Exercise task:
Identify the lines containing the word "between". Copy each one.

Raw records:
========
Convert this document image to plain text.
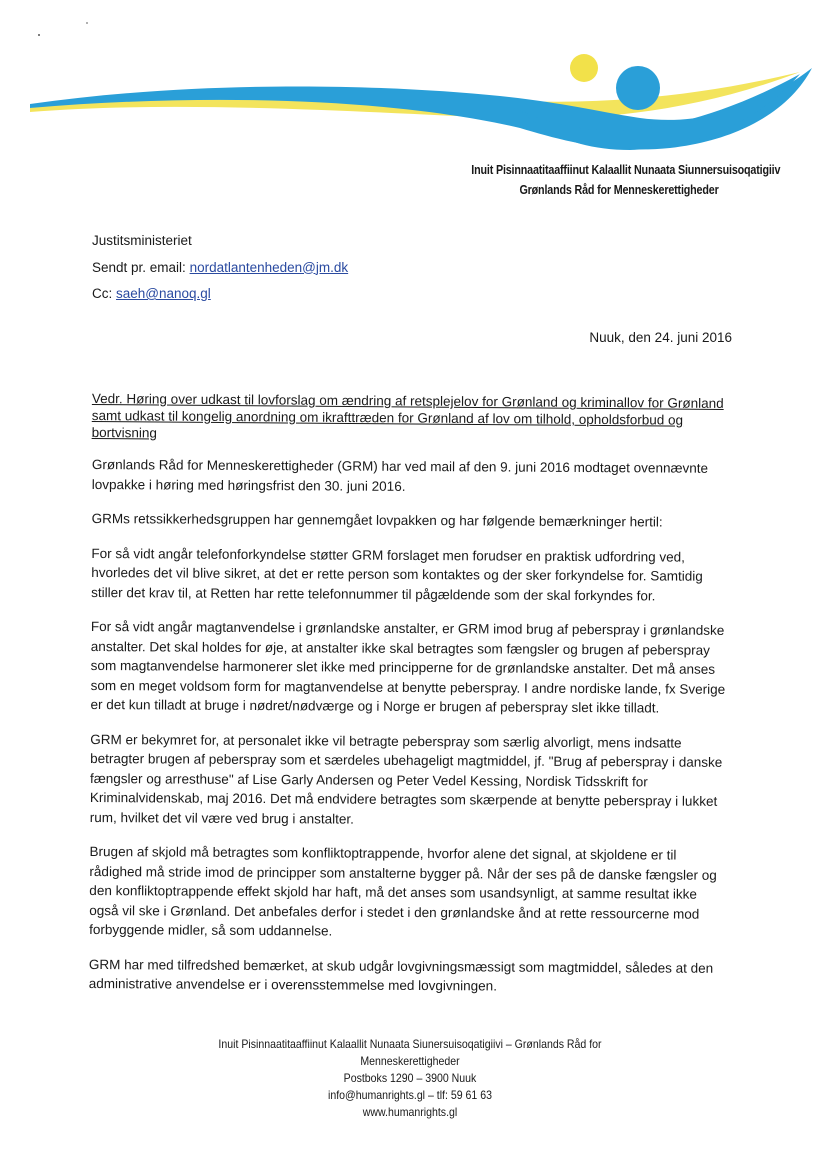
Inuit Pisinnaatitaaffiinut Kalaallit Nunaata Siunnersuisoqatigiiv
Grønlands Råd for Menneskerettigheder
Justitsministeriet
Sendt pr. email: nordatlantenheden@jm.dk
Cc: saeh@nanoq.gl
Nuuk, den 24. juni 2016
Vedr. Høring over udkast til lovforslag om ændring af retsplejelov for Grønland og kriminallov for Grønland samt udkast til kongelig anordning om ikrafttræden for Grønland af lov om tilhold, opholdsforbud og bortvisning

Grønlands Råd for Menneskerettigheder (GRM) har ved mail af den 9. juni 2016 modtaget ovennævnte lovpakke i høring med høringsfrist den 30. juni 2016.

GRMs retssikkerhedsgruppen har gennemgået lovpakken og har følgende bemærkninger hertil:

For så vidt angår telefonforkyndelse støtter GRM forslaget men forudser en praktisk udfordring ved, hvorledes det vil blive sikret, at det er rette person som kontaktes og der sker forkyndelse for. Samtidig stiller det krav til, at Retten har rette telefonnummer til pågældende som der skal forkyndes for.

For så vidt angår magtanvendelse i grønlandske anstalter, er GRM imod brug af peberspray i grønlandske anstalter. Det skal holdes for øje, at anstalter ikke skal betragtes som fængsler og brugen af peberspray som magtanvendelse harmonerer slet ikke med principperne for de grønlandske anstalter. Det må anses som en meget voldsom form for magtanvendelse at benytte peberspray. I andre nordiske lande, fx Sverige er det kun tilladt at bruge i nødret/nødværge og i Norge er brugen af peberspray slet ikke tilladt.

GRM er bekymret for, at personalet ikke vil betragte peberspray som særlig alvorligt, mens indsatte betragter brugen af peberspray som et særdeles ubehageligt magtmiddel, jf. "Brug af peberspray i danske fængsler og arresthuse" af Lise Garly Andersen og Peter Vedel Kessing, Nordisk Tidsskrift for Kriminalvidenskab, maj 2016. Det må endvidere betragtes som skærpende at benytte peberspray i lukket rum, hvilket det vil være ved brug i anstalter.

Brugen af skjold må betragtes som konfliktoptrappende, hvorfor alene det signal, at skjoldene er til rådighed må stride imod de principper som anstalterne bygger på. Når der ses på de danske fængsler og den konfliktoptrappende effekt skjold har haft, må det anses som usandsynligt, at samme resultat ikke også vil ske i Grønland. Det anbefales derfor i stedet i den grønlandske ånd at rette ressourcerne mod forbyggende midler, så som uddannelse.

GRM har med tilfredshed bemærket, at skub udgår lovgivningsmæssigt som magtmiddel, således at den administrative anvendelse er i overensstemmelse med lovgivningen.

Inuit Pisinnaatitaaffiinut Kalaallit Nunaata Siunersuisoqatigiivi – Grønlands Råd for Menneskerettigheder
Postboks 1290 – 3900 Nuuk
info@humanrights.gl – tlf: 59 61 63
www.humanrights.gl
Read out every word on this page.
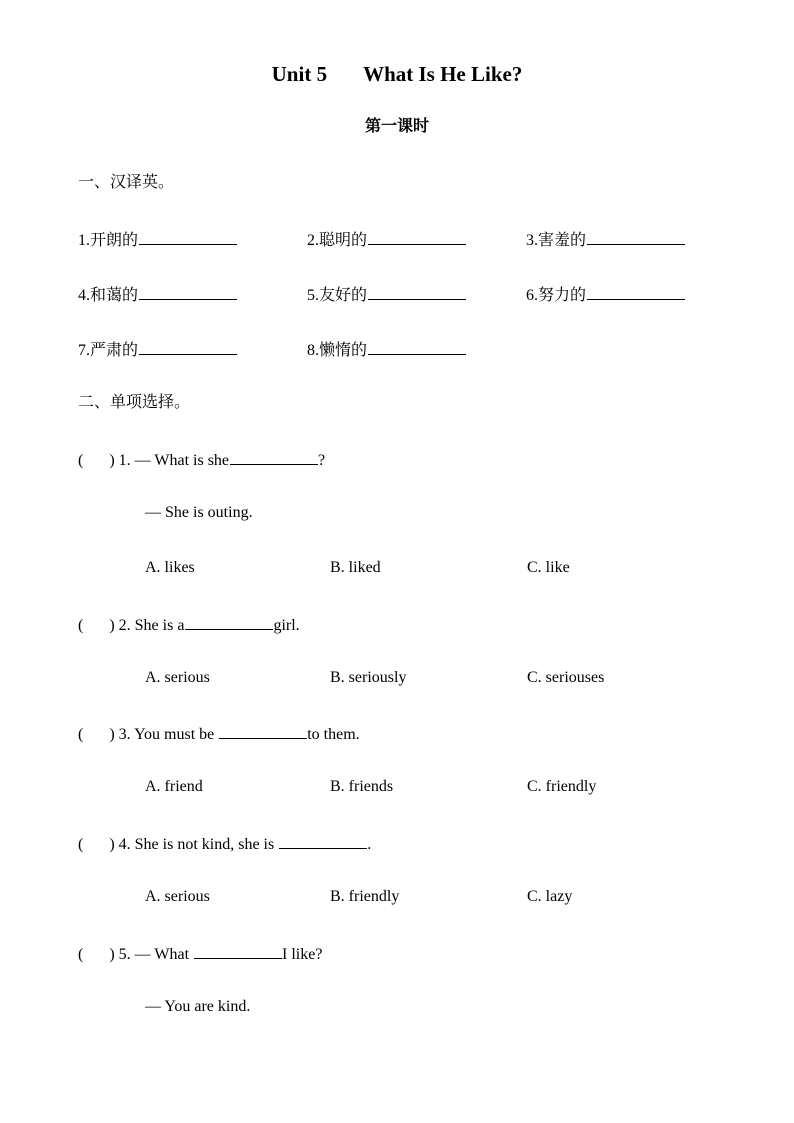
Unit 5 What Is He Like?
第一课时
一、汉译英。
1.开朗的	2.聪明的	3.害羞的
4.和蔼的	5.友好的	6.努力的
7.严肃的	8.懒惰的
二、单项选择。
( ) 1. — What is she	?
— She is outing.
A. likes	B. liked	C. like
( ) 2. She is a	girl.
A. serious	B. seriously	C. seriouses
( ) 3. You must be	to them.
A. friend	B. friends	C. friendly
( ) 4. She is not kind, she is	.
A. serious	B. friendly	C. lazy
( ) 5. — What	I like?
— You are kind.
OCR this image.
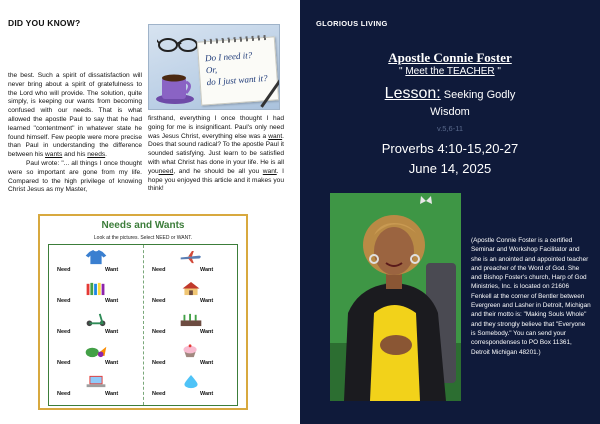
DID YOU KNOW?
Do I need it?
Or,
do I just want it?

the best. Such a spirit of dissatisfaction will never bring about a spirit of gratefulness to the Lord who will provide. The solution, quite simply, is keeping our wants from becoming confused with our needs. That is what allowed the apostle Paul to say that he had learned "contentment" in whatever state he found himself. Few people were more precise than Paul in understanding the difference between his wants and his needs.

Paul wrote: "... all things I once thought were so important are gone from my life. Compared to the high privilege of knowing Christ Jesus as my Master,

firsthand, everything I once thought I had going for me is insignificant. Paul's only need was Jesus Christ, everything else was a want. Does that sound radical? To the apostle Paul it sounded satisfying. Just learn to be satisfied with what Christ has done in your life. He is all youneed, and he should be all you want. I hope you enjoyed this article and it makes you think!

Needs and Wants
Look at the pictures. Select NEED or WANT.
Need	Want	Need	Want
Need	Want	Need	Want
Need	Want	Need	Want
Need	Want	Need	Want
Need	Want	Need	Want
GLORIOUS LIVING
Apostle Connie Foster
" Meet the TEACHER "
Lesson: Seeking Godly
Wisdom
v.5,6-11
Proverbs 4:10-15,20-27
June 14, 2025
(Apostle Connie Foster is a certified Seminar and Workshop Facilitator and she is an anointed and appointed teacher and preacher of the Word of God. She and Bishop Foster's church, Harp of God Ministries, Inc. is located on 21606 Fenkell at the corner of Bentler between Evergreen and Lasher in Detroit, Michigan and their motto is: "Making Souls Whole" and they strongly believe that "Everyone is Somebody." You can send your correspondenses to PO Box 11361, Detroit Michigan 48201.)
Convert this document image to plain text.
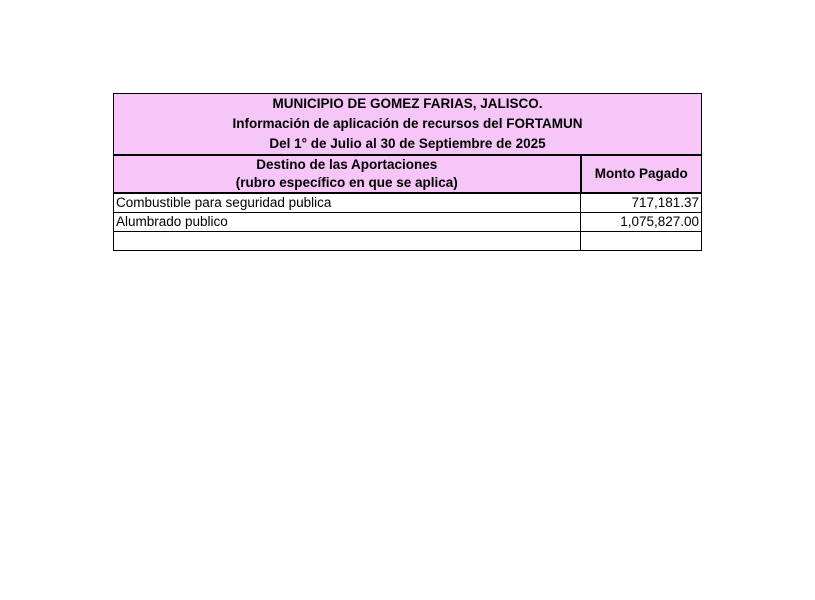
MUNICIPIO DE GOMEZ FARIAS, JALISCO.
Información de aplicación de recursos del FORTAMUN
Del 1° de Julio al 30 de Septiembre de 2025	

Destino de las Aportaciones
(rubro específico en que se aplica)	Monto Pagado
Combustible para seguridad publica	717,181.37
Alumbrado publico	1,075,827.00
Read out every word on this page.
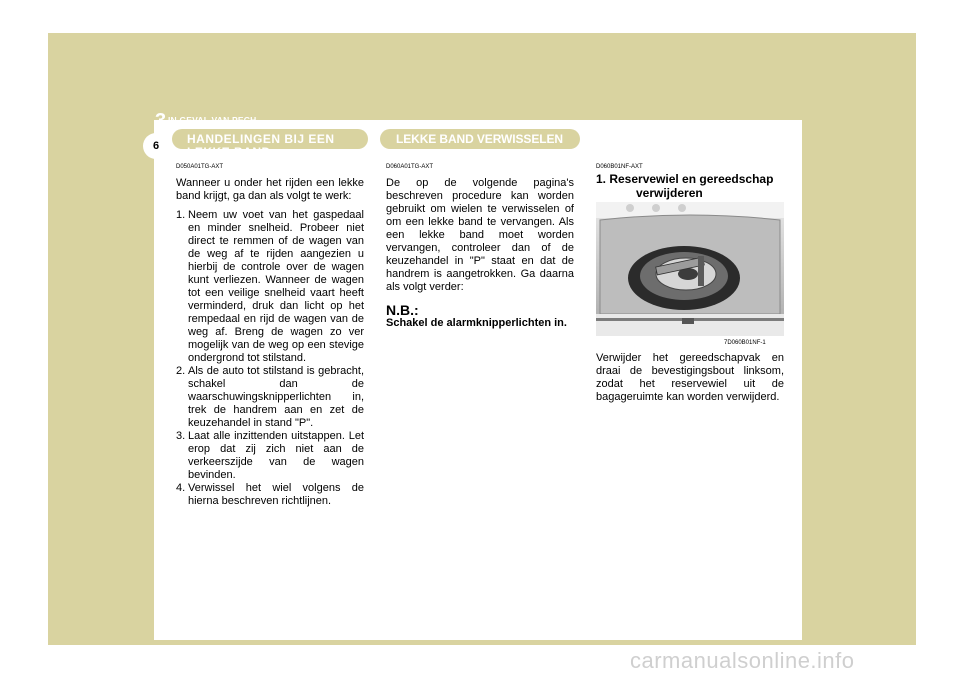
3 IN GEVAL VAN PECH
6	HANDELINGEN BIJ EEN LEKKE BAND
LEKKE BAND VERWISSELEN
D050A01TG-AXT	D060A01TG-AXT	D060B01NF-AXT
Wanneer u onder het rijden een lekke band krijgt, ga dan als volgt te werk:
1. Neem uw voet van het gaspedaal en minder snelheid. Probeer niet direct te remmen of de wagen van de weg af te rijden aangezien u hierbij de controle over de wagen kunt verliezen. Wanneer de wagen tot een veilige snelheid vaart heeft verminderd, druk dan licht op het rempedaal en rijd de wagen van de weg af. Breng de wagen zo ver mogelijk van de weg op een stevige ondergrond tot stilstand.
2. Als de auto tot stilstand is gebracht, schakel dan de waarschuwingsknipperlichten in, trek de handrem aan en zet de keuzehandel in stand "P".
3. Laat alle inzittenden uitstappen. Let erop dat zij zich niet aan de verkeerszijde van de wagen bevinden.
4. Verwissel het wiel volgens de hierna beschreven richtlijnen.
De op de volgende pagina's beschreven procedure kan worden gebruikt om wielen te verwisselen of om een lekke band te vervangen. Als een lekke band moet worden vervangen, controleer dan of de keuzehandel in "P" staat en dat de handrem is aangetrokken. Ga daarna als volgt verder:
N.B.:
Schakel de alarmknipperlichten in.
1. Reservewiel en gereedschap
verwijderen
7D060B01NF-1
Verwijder het gereedschapvak en draai de bevestigingsbout linksom, zodat het reservewiel uit de bagageruimte kan worden verwijderd.
carmanualsonline.info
========
Response:
the best. Such a spirit of dissatisfaction will never bring about a spirit of gratefulness to the Lord who will provide. The solution, quite simply, is keeping our wants from becoming confused with our needs. That is what allowed the apostle Paul to say that he had learned "contentment" in whatever state he found himself. Few people were more precise than Paul in understanding the difference between his wants and his needs.
(Apostle Connie Foster is a certified Seminar and Workshop Facilitator and she is an anointed and appointed teacher and preacher of the Word of God. She and Bishop Foster's church, Harp of God Ministries, Inc. is located on 21606 Fenkell at the corner of Bentler between Evergreen and Lasher in Detroit, Michigan and their motto is: "Making Souls Whole" and they strongly believe that "Everyone is Somebody." You can send your correspondenses to PO Box 11361, Detroit Michigan 48201.)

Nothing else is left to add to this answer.